◆ Problem description:
Quote the entries that follow exactly, leaving none out.

◆ Data shown:
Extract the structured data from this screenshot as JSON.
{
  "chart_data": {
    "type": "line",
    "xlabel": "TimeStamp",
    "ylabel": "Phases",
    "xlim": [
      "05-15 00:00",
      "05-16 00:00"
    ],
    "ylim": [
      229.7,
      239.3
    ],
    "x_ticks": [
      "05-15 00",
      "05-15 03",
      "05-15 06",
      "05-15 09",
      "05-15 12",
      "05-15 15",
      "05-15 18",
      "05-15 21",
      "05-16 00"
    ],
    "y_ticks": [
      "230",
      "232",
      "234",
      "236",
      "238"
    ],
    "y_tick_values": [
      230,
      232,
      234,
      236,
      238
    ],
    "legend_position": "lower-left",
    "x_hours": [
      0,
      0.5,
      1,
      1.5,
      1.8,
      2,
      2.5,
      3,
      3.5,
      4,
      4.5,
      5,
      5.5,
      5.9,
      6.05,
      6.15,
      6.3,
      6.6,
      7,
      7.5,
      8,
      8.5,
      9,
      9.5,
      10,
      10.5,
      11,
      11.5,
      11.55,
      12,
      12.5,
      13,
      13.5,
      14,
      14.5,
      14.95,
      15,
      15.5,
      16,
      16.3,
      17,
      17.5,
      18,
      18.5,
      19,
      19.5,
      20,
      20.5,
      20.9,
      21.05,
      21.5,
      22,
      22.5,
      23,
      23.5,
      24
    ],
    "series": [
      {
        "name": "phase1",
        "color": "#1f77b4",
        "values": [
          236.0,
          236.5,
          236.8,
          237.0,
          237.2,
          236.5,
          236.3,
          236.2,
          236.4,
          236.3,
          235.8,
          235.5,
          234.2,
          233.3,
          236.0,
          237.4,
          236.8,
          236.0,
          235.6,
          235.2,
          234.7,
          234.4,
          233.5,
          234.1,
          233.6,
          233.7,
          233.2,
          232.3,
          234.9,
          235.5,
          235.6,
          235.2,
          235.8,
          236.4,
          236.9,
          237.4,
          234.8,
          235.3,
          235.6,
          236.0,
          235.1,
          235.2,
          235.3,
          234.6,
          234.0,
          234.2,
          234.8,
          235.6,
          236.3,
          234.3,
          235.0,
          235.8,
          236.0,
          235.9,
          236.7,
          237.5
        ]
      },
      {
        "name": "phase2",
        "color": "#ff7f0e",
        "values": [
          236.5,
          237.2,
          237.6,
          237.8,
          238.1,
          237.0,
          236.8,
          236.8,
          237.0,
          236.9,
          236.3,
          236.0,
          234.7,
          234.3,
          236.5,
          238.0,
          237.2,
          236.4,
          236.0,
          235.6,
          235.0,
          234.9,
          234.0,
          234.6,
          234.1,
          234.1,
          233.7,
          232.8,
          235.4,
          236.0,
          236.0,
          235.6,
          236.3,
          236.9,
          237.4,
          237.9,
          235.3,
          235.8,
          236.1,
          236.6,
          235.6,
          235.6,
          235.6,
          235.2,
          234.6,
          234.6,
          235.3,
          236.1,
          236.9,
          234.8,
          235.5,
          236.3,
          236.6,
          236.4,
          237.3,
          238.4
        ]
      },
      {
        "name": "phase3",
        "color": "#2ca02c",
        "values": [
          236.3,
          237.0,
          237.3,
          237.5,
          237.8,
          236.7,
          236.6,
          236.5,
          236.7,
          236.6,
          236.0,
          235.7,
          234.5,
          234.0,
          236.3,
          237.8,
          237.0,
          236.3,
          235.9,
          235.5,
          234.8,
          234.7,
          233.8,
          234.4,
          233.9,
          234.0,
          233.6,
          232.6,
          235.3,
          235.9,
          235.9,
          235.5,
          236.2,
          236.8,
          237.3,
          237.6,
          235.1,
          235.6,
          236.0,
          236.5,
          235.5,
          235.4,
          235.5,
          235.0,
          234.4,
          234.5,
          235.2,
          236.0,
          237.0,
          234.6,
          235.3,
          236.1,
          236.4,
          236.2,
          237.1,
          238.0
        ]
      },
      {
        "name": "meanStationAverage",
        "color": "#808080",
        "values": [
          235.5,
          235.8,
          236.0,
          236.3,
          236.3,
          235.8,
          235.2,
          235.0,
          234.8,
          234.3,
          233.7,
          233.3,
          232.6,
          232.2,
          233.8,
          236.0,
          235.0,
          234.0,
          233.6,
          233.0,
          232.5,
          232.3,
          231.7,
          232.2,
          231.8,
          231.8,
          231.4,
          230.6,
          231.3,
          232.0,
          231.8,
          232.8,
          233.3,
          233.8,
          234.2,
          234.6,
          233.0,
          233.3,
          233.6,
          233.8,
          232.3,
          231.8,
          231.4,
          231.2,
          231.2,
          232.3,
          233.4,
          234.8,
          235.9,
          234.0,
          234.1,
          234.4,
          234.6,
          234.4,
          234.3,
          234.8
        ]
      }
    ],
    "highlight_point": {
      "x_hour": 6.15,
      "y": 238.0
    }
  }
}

◆ Result of this task:
Extract the structured data from this screenshot as JSON.
{
  "chart_data": {
    "type": "line",
    "xlabel": "TimeStamp",
    "ylabel": "Phases",
    "xlim": [
      "05-15 00:00",
      "05-16 00:00"
    ],
    "ylim": [
      229.7,
      239.3
    ],
    "x_ticks": [
      "05-15 00",
      "05-15 03",
      "05-15 06",
      "05-15 09",
      "05-15 12",
      "05-15 15",
      "05-15 18",
      "05-15 21",
      "05-16 00"
    ],
    "y_ticks": [
      "230",
      "232",
      "234",
      "236",
      "238"
    ],
    "y_tick_values": [
      230,
      232,
      234,
      236,
      238
    ],
    "legend_position": "lower-left",
    "x_hours": [
      0,
      0.5,
      1,
      1.5,
      1.8,
      2,
      2.5,
      3,
      3.5,
      4,
      4.5,
      5,
      5.5,
      5.9,
      6.05,
      6.15,
      6.3,
      6.6,
      7,
      7.5,
      8,
      8.5,
      9,
      9.5,
      10,
      10.5,
      11,
      11.5,
      11.55,
      12,
      12.5,
      13,
      13.5,
      14,
      14.5,
      14.95,
      15,
      15.5,
      16,
      16.3,
      17,
      17.5,
      18,
      18.5,
      19,
      19.5,
      20,
      20.5,
      20.9,
      21.05,
      21.5,
      22,
      22.5,
      23,
      23.5,
      24
    ],
    "series": [
      {
        "name": "phase1",
        "color": "#1f77b4",
        "values": [
          236.0,
          236.5,
          236.8,
          237.0,
          237.2,
          236.5,
          236.3,
          236.2,
          236.4,
          236.3,
          235.8,
          235.5,
          234.2,
          233.3,
          236.0,
          237.4,
          236.8,
          236.0,
          235.6,
          235.2,
          234.7,
          234.4,
          233.5,
          234.1,
          233.6,
          233.7,
          233.2,
          232.3,
          234.9,
          235.5,
          235.6,
          235.2,
          235.8,
          236.4,
          236.9,
          237.4,
          234.8,
          235.3,
          235.6,
          236.0,
          235.1,
          235.2,
          235.3,
          234.6,
          234.0,
          234.2,
          234.8,
          235.6,
          236.3,
          234.3,
          235.0,
          235.8,
          236.0,
          235.9,
          236.7,
          237.5
        ]
      },
      {
        "name": "phase2",
        "color": "#ff7f0e",
        "values": [
          236.5,
          237.2,
          237.6,
          237.8,
          238.1,
          237.0,
          236.8,
          236.8,
          237.0,
          236.9,
          236.3,
          236.0,
          234.7,
          234.3,
          236.5,
          238.0,
          237.2,
          236.4,
          236.0,
          235.6,
          235.0,
          234.9,
          234.0,
          234.6,
          234.1,
          234.1,
          233.7,
          232.8,
          235.4,
          236.0,
          236.0,
          235.6,
          236.3,
          236.9,
          237.4,
          237.9,
          235.3,
          235.8,
          236.1,
          236.6,
          235.6,
          235.6,
          235.6,
          235.2,
          234.6,
          234.6,
          235.3,
          236.1,
          236.9,
          234.8,
          235.5,
          236.3,
          236.6,
          236.4,
          237.3,
          238.4
        ]
      },
      {
        "name": "phase3",
        "color": "#2ca02c",
        "values": [
          236.3,
          237.0,
          237.3,
          237.5,
          237.8,
          236.7,
          236.6,
          236.5,
          236.7,
          236.6,
          236.0,
          235.7,
          234.5,
          234.0,
          236.3,
          237.8,
          237.0,
          236.3,
          235.9,
          235.5,
          234.8,
          234.7,
          233.8,
          234.4,
          233.9,
          234.0,
          233.6,
          232.6,
          235.3,
          235.9,
          235.9,
          235.5,
          236.2,
          236.8,
          237.3,
          237.6,
          235.1,
          235.6,
          236.0,
          236.5,
          235.5,
          235.4,
          235.5,
          235.0,
          234.4,
          234.5,
          235.2,
          236.0,
          237.0,
          234.6,
          235.3,
          236.1,
          236.4,
          236.2,
          237.1,
          238.0
        ]
      },
      {
        "name": "meanStationAverage",
        "color": "#808080",
        "values": [
          235.5,
          235.8,
          236.0,
          236.3,
          236.3,
          235.8,
          235.2,
          235.0,
          234.8,
          234.3,
          233.7,
          233.3,
          232.6,
          232.2,
          233.8,
          236.0,
          235.0,
          234.0,
          233.6,
          233.0,
          232.5,
          232.3,
          231.7,
          232.2,
          231.8,
          231.8,
          231.4,
          230.6,
          231.3,
          232.0,
          231.8,
          232.8,
          233.3,
          233.8,
          234.2,
          234.6,
          233.0,
          233.3,
          233.6,
          233.8,
          232.3,
          231.8,
          231.4,
          231.2,
          231.2,
          232.3,
          233.4,
          234.8,
          235.9,
          234.0,
          234.1,
          234.4,
          234.6,
          234.4,
          234.3,
          234.8
        ]
      }
    ],
    "highlight_point": {
      "x_hour": 6.15,
      "y": 238.0
    }
  }
}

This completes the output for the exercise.